## RECORDS FOR THIS TASK:

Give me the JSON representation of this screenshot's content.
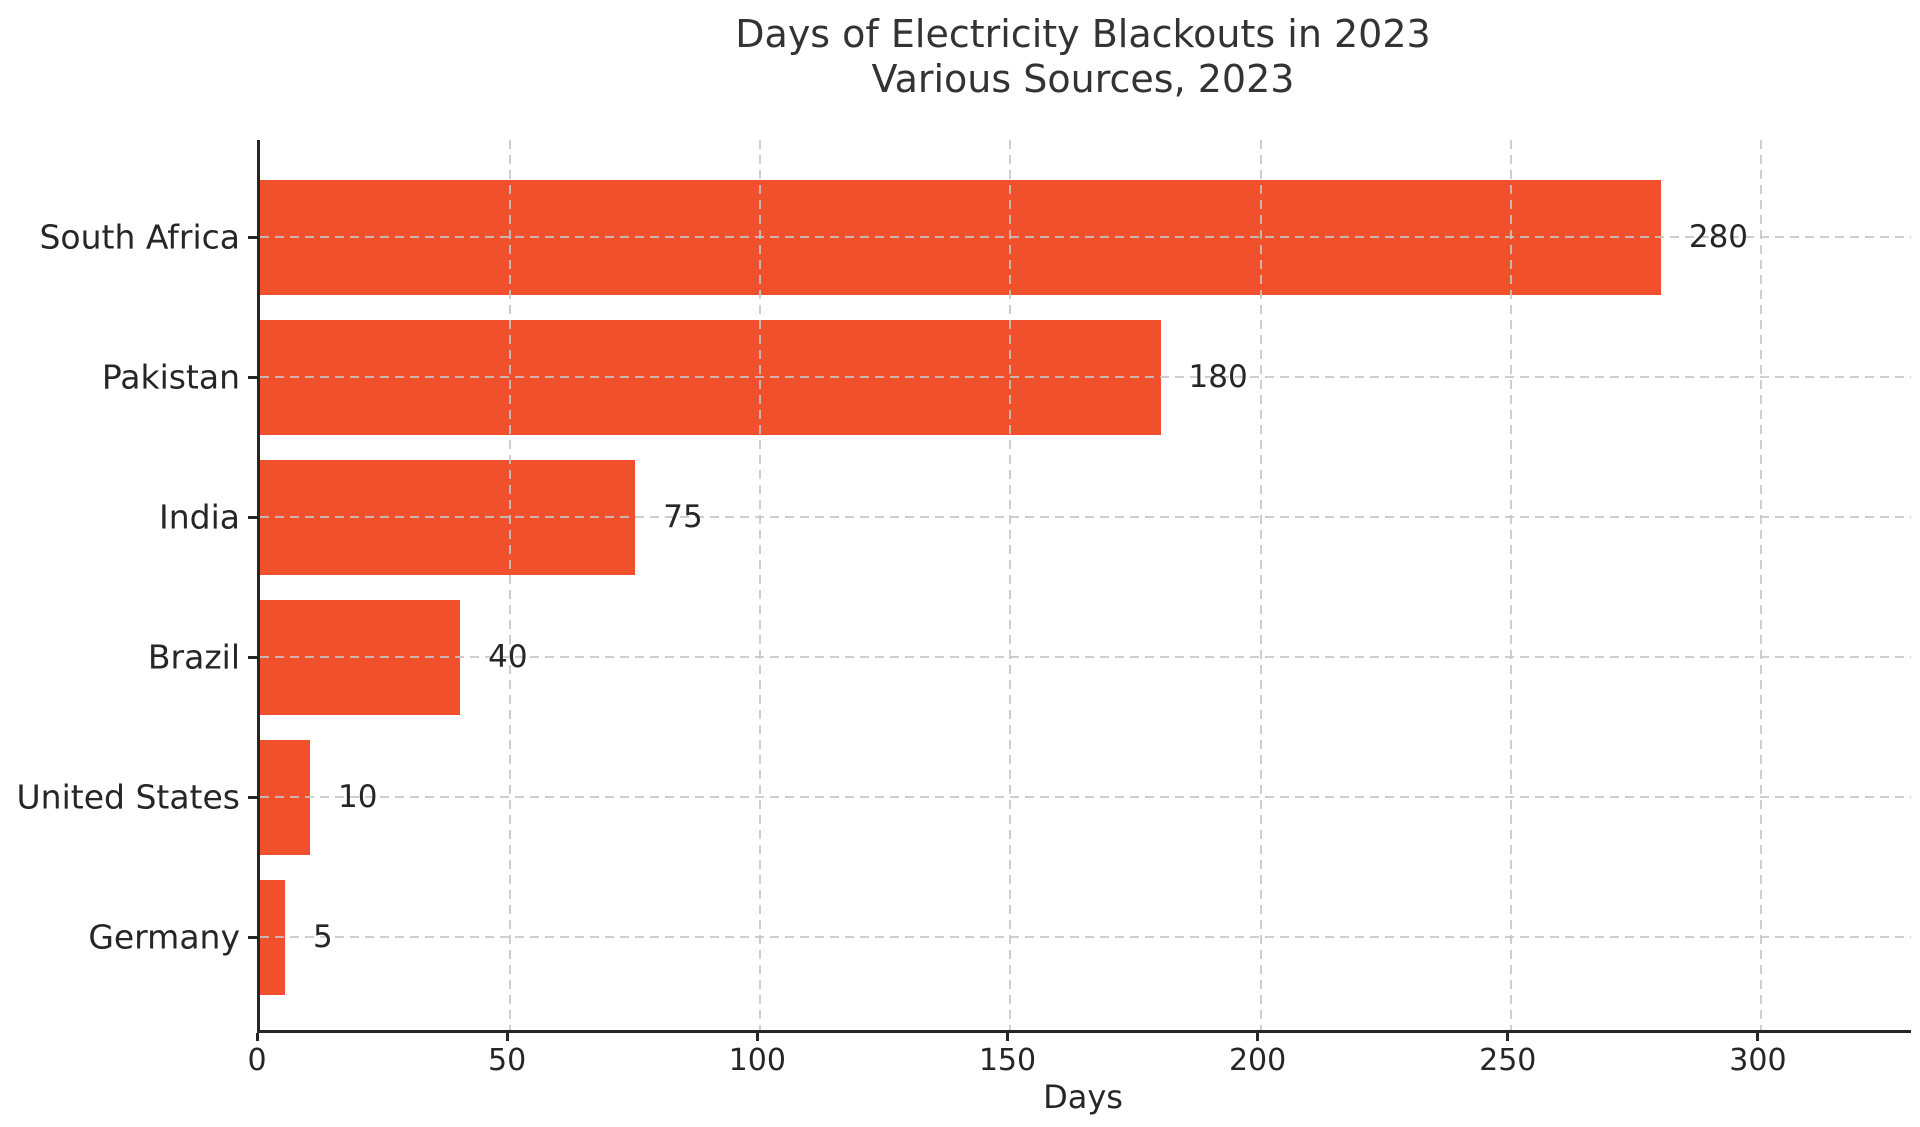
{
  "chart_data": {
    "type": "bar",
    "orientation": "horizontal",
    "title": "Days of Electricity Blackouts in 2023",
    "subtitle": "Various Sources, 2023",
    "categories": [
      "South Africa",
      "Pakistan",
      "India",
      "Brazil",
      "United States",
      "Germany"
    ],
    "values": [
      280,
      180,
      75,
      40,
      10,
      5
    ],
    "value_labels": [
      "280",
      "180",
      "75",
      "40",
      "10",
      "5"
    ],
    "xlabel": "Days",
    "x_ticks": [
      0,
      50,
      100,
      150,
      200,
      250,
      300
    ],
    "xlim": [
      0,
      330
    ],
    "grid": "dashed gridlines on both axes, drawn over bars",
    "legend_position": "none",
    "colors": {
      "bar": "#F0502C",
      "grid": "#c6c6c6",
      "text": "#262626",
      "title_text": "#333333",
      "spine": "#262626",
      "background": "#ffffff"
    }
  }
}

## AIM:
In your copy, leave out the pictures and reproduce the material above exactly.

## FINAL ANSWER:
Give me the JSON representation of this screenshot's content.
{
  "chart_data": {
    "type": "bar",
    "orientation": "horizontal",
    "title": "Days of Electricity Blackouts in 2023",
    "subtitle": "Various Sources, 2023",
    "categories": [
      "South Africa",
      "Pakistan",
      "India",
      "Brazil",
      "United States",
      "Germany"
    ],
    "values": [
      280,
      180,
      75,
      40,
      10,
      5
    ],
    "value_labels": [
      "280",
      "180",
      "75",
      "40",
      "10",
      "5"
    ],
    "xlabel": "Days",
    "x_ticks": [
      0,
      50,
      100,
      150,
      200,
      250,
      300
    ],
    "xlim": [
      0,
      330
    ],
    "grid": "dashed gridlines on both axes, drawn over bars",
    "legend_position": "none",
    "colors": {
      "bar": "#F0502C",
      "grid": "#c6c6c6",
      "text": "#262626",
      "title_text": "#333333",
      "spine": "#262626",
      "background": "#ffffff"
    }
  }
}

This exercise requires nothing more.